Material provided:
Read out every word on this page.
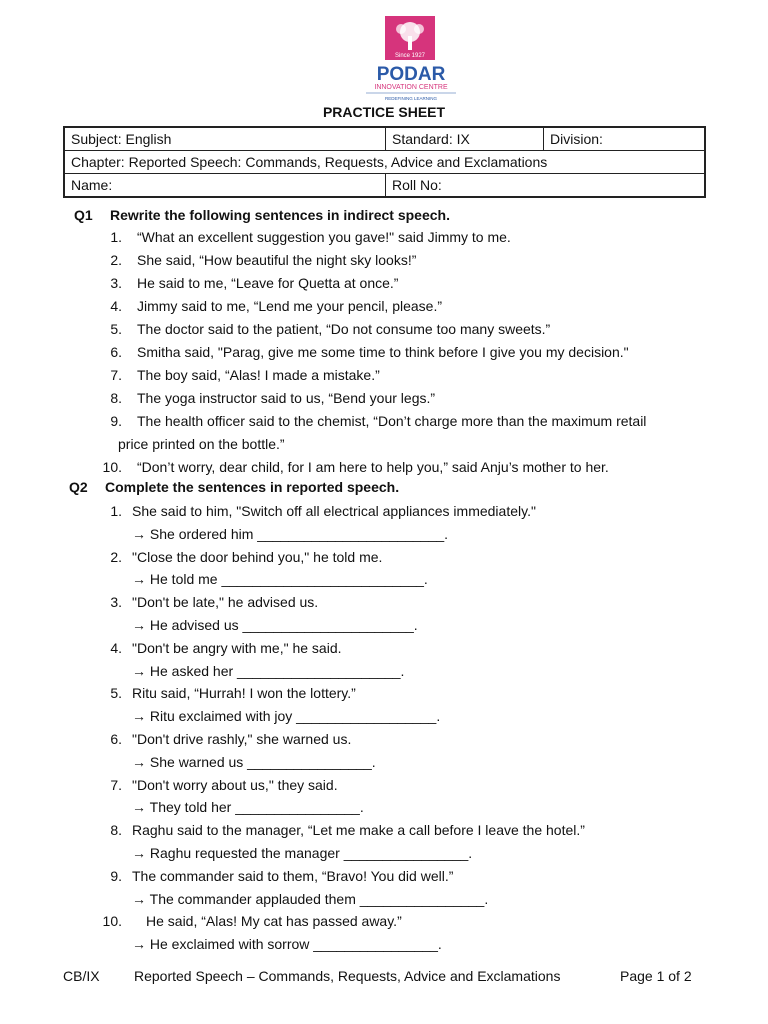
Since 1927
PODAR
INNOVATION CENTRE
REDEFINING LEARNING
PRACTICE SHEET
Subject: English	Standard: IX	Division:
Chapter: Reported Speech: Commands, Requests, Advice and Exclamations		
Name:	Roll No:	
Q1 Rewrite the following sentences in indirect speech.
1. “What an excellent suggestion you gave!" said Jimmy to me.
2. She said, “How beautiful the night sky looks!”
3. He said to me, “Leave for Quetta at once.”
4. Jimmy said to me, “Lend me your pencil, please.”
5. The doctor said to the patient, “Do not consume too many sweets.”
6. Smitha said, "Parag, give me some time to think before I give you my decision."
7. The boy said, “Alas! I made a mistake.”
8. The yoga instructor said to us, “Bend your legs.”
9. The health officer said to the chemist, “Don’t charge more than the maximum retail
price printed on the bottle.”
10. “Don’t worry, dear child, for I am here to help you,” said Anju’s mother to her.
Q2 Complete the sentences in reported speech.
1. She said to him, "Switch off all electrical appliances immediately."
→ She ordered him ________________________.
2. "Close the door behind you," he told me.
→ He told me __________________________.
3. "Don't be late," he advised us.
→ He advised us ______________________.
4. "Don't be angry with me," he said.
→ He asked her _____________________.
5. Ritu said, “Hurrah! I won the lottery.”
→ Ritu exclaimed with joy __________________.
6. "Don't drive rashly," she warned us.
→ She warned us ________________.
7. "Don't worry about us," they said.
→ They told her ________________.
8. Raghu said to the manager, “Let me make a call before I leave the hotel.”
→ Raghu requested the manager ________________.
9. The commander said to them, “Bravo! You did well.”
→ The commander applauded them ________________.
10. He said, “Alas! My cat has passed away.”
→ He exclaimed with sorrow ________________.
CB/IX Reported Speech – Commands, Requests, Advice and Exclamations	Page 1 of 2
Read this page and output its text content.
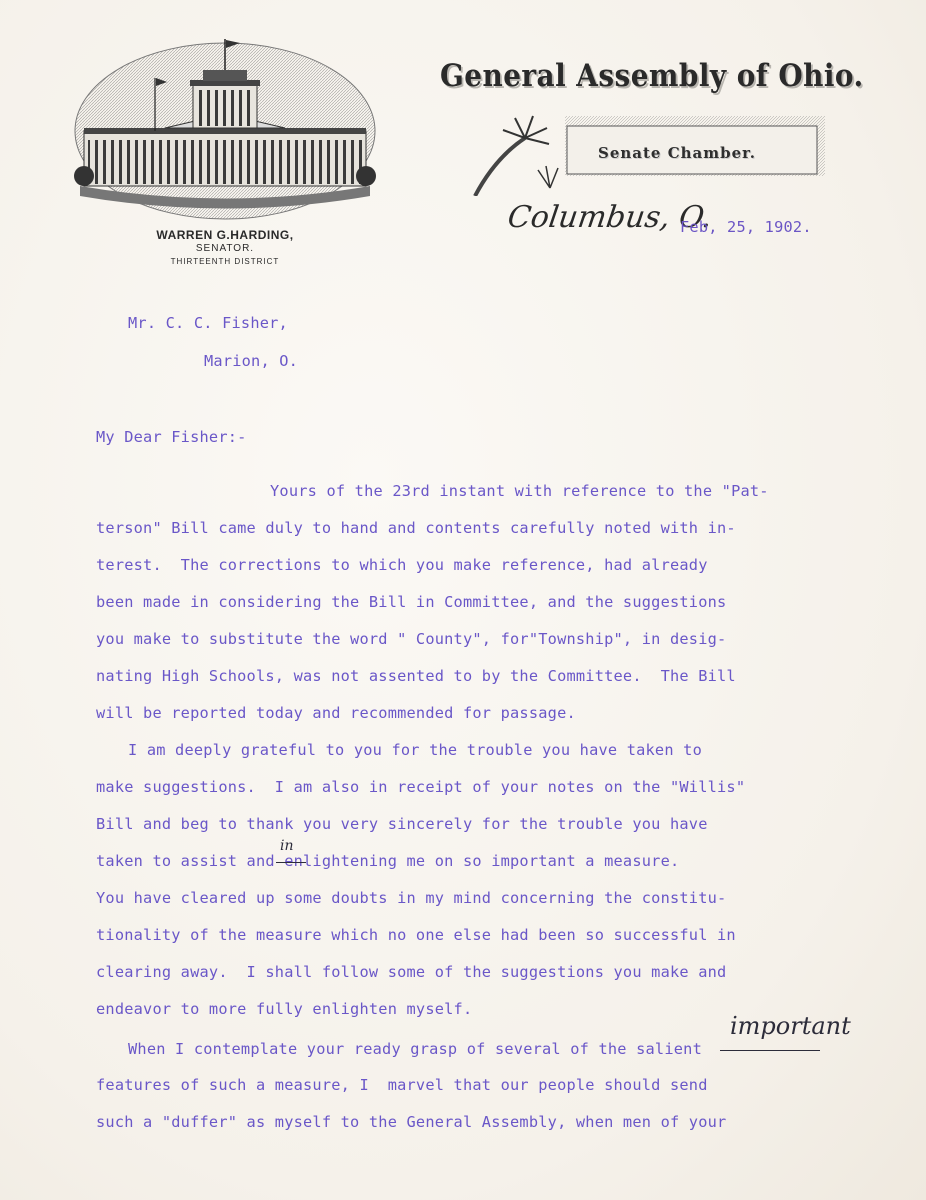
WARREN G.HARDING,
SENATOR.
THIRTEENTH DISTRICT
General Assembly of Ohio.
Senate Chamber.
Columbus, O.
Feb, 25, 1902.
Mr. C. C. Fisher,
Marion, O.
My Dear Fisher:-
Yours of the 23rd instant with reference to the "Pat-
terson" Bill came duly to hand and contents carefully noted with in-
terest.  The corrections to which you make reference, had already
been made in considering the Bill in Committee, and the suggestions
you make to substitute the word " County", for"Township", in desig-
nating High Schools, was not assented to by the Committee.  The Bill
will be reported today and recommended for passage.
I am deeply grateful to you for the trouble you have taken to
make suggestions.  I am also in receipt of your notes on the "Willis"
Bill and beg to thank you very sincerely for the trouble you have
taken to assist and enlightening me on so important a measure.
You have cleared up some doubts in my mind concerning the constitu-
tionality of the measure which no one else had been so successful in
clearing away.  I shall follow some of the suggestions you make and
endeavor to more fully enlighten myself.
When I contemplate your ready grasp of several of the salient
features of such a measure, I  marvel that our people should send
such a "duffer" as myself to the General Assembly, when men of your
in
important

What you need to do:
Reproduce the data word for word, excluding its pictures.

Response:
Read out every word on this page.
Since 1927
PODAR
INNOVATION CENTRE
REDEFINING LEARNING
PRACTICE SHEET
Subject: English	Standard: IX	Division:
Chapter: Reported Speech: Commands, Requests, Advice and Exclamations		
Name:	Roll No:	
Q1 Rewrite the following sentences in indirect speech.
1. “What an excellent suggestion you gave!" said Jimmy to me.
2. She said, “How beautiful the night sky looks!”
3. He said to me, “Leave for Quetta at once.”
4. Jimmy said to me, “Lend me your pencil, please.”
5. The doctor said to the patient, “Do not consume too many sweets.”
6. Smitha said, "Parag, give me some time to think before I give you my decision."
7. The boy said, “Alas! I made a mistake.”
8. The yoga instructor said to us, “Bend your legs.”
9. The health officer said to the chemist, “Don’t charge more than the maximum retail
price printed on the bottle.”
10. “Don’t worry, dear child, for I am here to help you,” said Anju’s mother to her.
Q2 Complete the sentences in reported speech.
1. She said to him, "Switch off all electrical appliances immediately."
→ She ordered him ________________________.
2. "Close the door behind you," he told me.
→ He told me __________________________.
3. "Don't be late," he advised us.
→ He advised us ______________________.
4. "Don't be angry with me," he said.
→ He asked her _____________________.
5. Ritu said, “Hurrah! I won the lottery.”
→ Ritu exclaimed with joy __________________.
6. "Don't drive rashly," she warned us.
→ She warned us ________________.
7. "Don't worry about us," they said.
→ They told her ________________.
8. Raghu said to the manager, “Let me make a call before I leave the hotel.”
→ Raghu requested the manager ________________.
9. The commander said to them, “Bravo! You did well.”
→ The commander applauded them ________________.
10. He said, “Alas! My cat has passed away.”
→ He exclaimed with sorrow ________________.
CB/IX Reported Speech – Commands, Requests, Advice and Exclamations	Page 1 of 2
Read this page and output its text content.
WARREN G.HARDING,
SENATOR.
THIRTEENTH DISTRICT
General Assembly of Ohio.
Senate Chamber.
Columbus, O.
Feb, 25, 1902.
Mr. C. C. Fisher,
Marion, O.
My Dear Fisher:-
Yours of the 23rd instant with reference to the "Pat-
terson" Bill came duly to hand and contents carefully noted with in-
terest.  The corrections to which you make reference, had already
been made in considering the Bill in Committee, and the suggestions
you make to substitute the word " County", for"Township", in desig-
nating High Schools, was not assented to by the Committee.  The Bill
will be reported today and recommended for passage.
I am deeply grateful to you for the trouble you have taken to
make suggestions.  I am also in receipt of your notes on the "Willis"
Bill and beg to thank you very sincerely for the trouble you have
taken to assist and enlightening me on so important a measure.
You have cleared up some doubts in my mind concerning the constitu-
tionality of the measure which no one else had been so successful in
clearing away.  I shall follow some of the suggestions you make and
endeavor to more fully enlighten myself.
When I contemplate your ready grasp of several of the salient
features of such a measure, I  marvel that our people should send
such a "duffer" as myself to the General Assembly, when men of your
in
important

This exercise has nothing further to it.